> [BRIEF]
Copy out each line below exactly as it appears.

> [RECORDS FOR THE TASK]
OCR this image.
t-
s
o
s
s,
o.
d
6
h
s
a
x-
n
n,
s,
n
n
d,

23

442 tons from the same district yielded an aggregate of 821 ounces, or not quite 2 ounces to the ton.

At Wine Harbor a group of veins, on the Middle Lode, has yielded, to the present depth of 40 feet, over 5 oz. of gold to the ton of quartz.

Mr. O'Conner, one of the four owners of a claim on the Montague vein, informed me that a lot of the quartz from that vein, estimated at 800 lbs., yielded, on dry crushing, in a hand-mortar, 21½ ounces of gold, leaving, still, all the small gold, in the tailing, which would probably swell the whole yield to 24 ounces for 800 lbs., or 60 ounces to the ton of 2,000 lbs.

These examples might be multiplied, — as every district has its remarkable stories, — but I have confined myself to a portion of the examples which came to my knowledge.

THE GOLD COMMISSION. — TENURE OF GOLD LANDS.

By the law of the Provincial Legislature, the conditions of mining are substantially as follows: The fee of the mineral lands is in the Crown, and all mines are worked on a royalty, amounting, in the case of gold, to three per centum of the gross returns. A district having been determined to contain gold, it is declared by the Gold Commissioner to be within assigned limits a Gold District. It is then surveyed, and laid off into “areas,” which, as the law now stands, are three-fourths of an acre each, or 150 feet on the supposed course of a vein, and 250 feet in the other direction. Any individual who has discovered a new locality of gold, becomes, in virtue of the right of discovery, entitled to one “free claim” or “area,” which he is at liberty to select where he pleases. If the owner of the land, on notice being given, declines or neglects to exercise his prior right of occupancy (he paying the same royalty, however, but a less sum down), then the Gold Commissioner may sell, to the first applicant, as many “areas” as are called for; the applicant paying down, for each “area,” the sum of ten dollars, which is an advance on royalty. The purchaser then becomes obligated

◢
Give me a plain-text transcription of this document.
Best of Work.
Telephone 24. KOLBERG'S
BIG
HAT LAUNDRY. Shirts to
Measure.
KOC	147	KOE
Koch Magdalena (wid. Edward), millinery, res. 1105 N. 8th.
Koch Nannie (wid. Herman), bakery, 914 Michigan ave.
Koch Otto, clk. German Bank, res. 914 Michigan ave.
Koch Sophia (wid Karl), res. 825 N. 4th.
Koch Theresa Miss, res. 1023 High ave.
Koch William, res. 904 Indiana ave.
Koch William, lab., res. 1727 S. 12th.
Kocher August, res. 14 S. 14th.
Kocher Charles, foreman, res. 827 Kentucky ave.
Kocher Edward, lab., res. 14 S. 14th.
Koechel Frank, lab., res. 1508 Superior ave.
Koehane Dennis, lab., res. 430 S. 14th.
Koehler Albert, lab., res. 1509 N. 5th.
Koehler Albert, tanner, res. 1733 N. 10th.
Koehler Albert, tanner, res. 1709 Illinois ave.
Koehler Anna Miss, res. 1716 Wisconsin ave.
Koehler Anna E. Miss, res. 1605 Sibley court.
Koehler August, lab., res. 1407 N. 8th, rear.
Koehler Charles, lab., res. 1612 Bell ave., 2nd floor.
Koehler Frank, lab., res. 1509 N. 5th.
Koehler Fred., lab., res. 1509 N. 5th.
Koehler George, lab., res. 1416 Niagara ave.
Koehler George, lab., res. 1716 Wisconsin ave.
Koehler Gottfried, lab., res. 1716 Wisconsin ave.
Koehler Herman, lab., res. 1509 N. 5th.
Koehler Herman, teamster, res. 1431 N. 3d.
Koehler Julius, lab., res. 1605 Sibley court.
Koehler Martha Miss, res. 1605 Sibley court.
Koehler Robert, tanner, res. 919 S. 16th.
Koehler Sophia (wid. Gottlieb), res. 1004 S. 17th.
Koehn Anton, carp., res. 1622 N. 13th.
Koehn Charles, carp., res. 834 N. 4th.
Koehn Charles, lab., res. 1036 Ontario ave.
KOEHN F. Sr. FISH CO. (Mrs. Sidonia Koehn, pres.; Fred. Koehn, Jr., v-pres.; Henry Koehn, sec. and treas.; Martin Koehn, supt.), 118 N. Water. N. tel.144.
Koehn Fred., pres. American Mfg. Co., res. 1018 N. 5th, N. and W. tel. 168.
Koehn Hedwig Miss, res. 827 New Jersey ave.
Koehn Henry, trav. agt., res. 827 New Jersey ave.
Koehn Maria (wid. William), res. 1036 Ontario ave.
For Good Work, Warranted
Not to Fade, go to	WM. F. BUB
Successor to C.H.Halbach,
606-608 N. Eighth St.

> [WRITTEN RESPONSE]
OCR this image.
t-
s
o
s
s,
o.
d
6
h
s
a
x-
n
n,
s,
n
n
d,

23

442 tons from the same district yielded an aggregate of 821 ounces, or not quite 2 ounces to the ton.

At Wine Harbor a group of veins, on the Middle Lode, has yielded, to the present depth of 40 feet, over 5 oz. of gold to the ton of quartz.

Mr. O'Conner, one of the four owners of a claim on the Montague vein, informed me that a lot of the quartz from that vein, estimated at 800 lbs., yielded, on dry crushing, in a hand-mortar, 21½ ounces of gold, leaving, still, all the small gold, in the tailing, which would probably swell the whole yield to 24 ounces for 800 lbs., or 60 ounces to the ton of 2,000 lbs.

These examples might be multiplied, — as every district has its remarkable stories, — but I have confined myself to a portion of the examples which came to my knowledge.

THE GOLD COMMISSION. — TENURE OF GOLD LANDS.

By the law of the Provincial Legislature, the conditions of mining are substantially as follows: The fee of the mineral lands is in the Crown, and all mines are worked on a royalty, amounting, in the case of gold, to three per centum of the gross returns. A district having been determined to contain gold, it is declared by the Gold Commissioner to be within assigned limits a Gold District. It is then surveyed, and laid off into “areas,” which, as the law now stands, are three-fourths of an acre each, or 150 feet on the supposed course of a vein, and 250 feet in the other direction. Any individual who has discovered a new locality of gold, becomes, in virtue of the right of discovery, entitled to one “free claim” or “area,” which he is at liberty to select where he pleases. If the owner of the land, on notice being given, declines or neglects to exercise his prior right of occupancy (he paying the same royalty, however, but a less sum down), then the Gold Commissioner may sell, to the first applicant, as many “areas” as are called for; the applicant paying down, for each “area,” the sum of ten dollars, which is an advance on royalty. The purchaser then becomes obligated

◢
Give me a plain-text transcription of this document.
Best of Work.
Telephone 24. KOLBERG'S
BIG
HAT LAUNDRY. Shirts to
Measure.
KOC	147	KOE
Koch Magdalena (wid. Edward), millinery, res. 1105 N. 8th.
Koch Nannie (wid. Herman), bakery, 914 Michigan ave.
Koch Otto, clk. German Bank, res. 914 Michigan ave.
Koch Sophia (wid Karl), res. 825 N. 4th.
Koch Theresa Miss, res. 1023 High ave.
Koch William, res. 904 Indiana ave.
Koch William, lab., res. 1727 S. 12th.
Kocher August, res. 14 S. 14th.
Kocher Charles, foreman, res. 827 Kentucky ave.
Kocher Edward, lab., res. 14 S. 14th.
Koechel Frank, lab., res. 1508 Superior ave.
Koehane Dennis, lab., res. 430 S. 14th.
Koehler Albert, lab., res. 1509 N. 5th.
Koehler Albert, tanner, res. 1733 N. 10th.
Koehler Albert, tanner, res. 1709 Illinois ave.
Koehler Anna Miss, res. 1716 Wisconsin ave.
Koehler Anna E. Miss, res. 1605 Sibley court.
Koehler August, lab., res. 1407 N. 8th, rear.
Koehler Charles, lab., res. 1612 Bell ave., 2nd floor.
Koehler Frank, lab., res. 1509 N. 5th.
Koehler Fred., lab., res. 1509 N. 5th.
Koehler George, lab., res. 1416 Niagara ave.
Koehler George, lab., res. 1716 Wisconsin ave.
Koehler Gottfried, lab., res. 1716 Wisconsin ave.
Koehler Herman, lab., res. 1509 N. 5th.
Koehler Herman, teamster, res. 1431 N. 3d.
Koehler Julius, lab., res. 1605 Sibley court.
Koehler Martha Miss, res. 1605 Sibley court.
Koehler Robert, tanner, res. 919 S. 16th.
Koehler Sophia (wid. Gottlieb), res. 1004 S. 17th.
Koehn Anton, carp., res. 1622 N. 13th.
Koehn Charles, carp., res. 834 N. 4th.
Koehn Charles, lab., res. 1036 Ontario ave.
KOEHN F. Sr. FISH CO. (Mrs. Sidonia Koehn, pres.; Fred. Koehn, Jr., v-pres.; Henry Koehn, sec. and treas.; Martin Koehn, supt.), 118 N. Water. N. tel.144.
Koehn Fred., pres. American Mfg. Co., res. 1018 N. 5th, N. and W. tel. 168.
Koehn Hedwig Miss, res. 827 New Jersey ave.
Koehn Henry, trav. agt., res. 827 New Jersey ave.
Koehn Maria (wid. William), res. 1036 Ontario ave.
For Good Work, Warranted
Not to Fade, go to	WM. F. BUB
Successor to C.H.Halbach,
606-608 N. Eighth St.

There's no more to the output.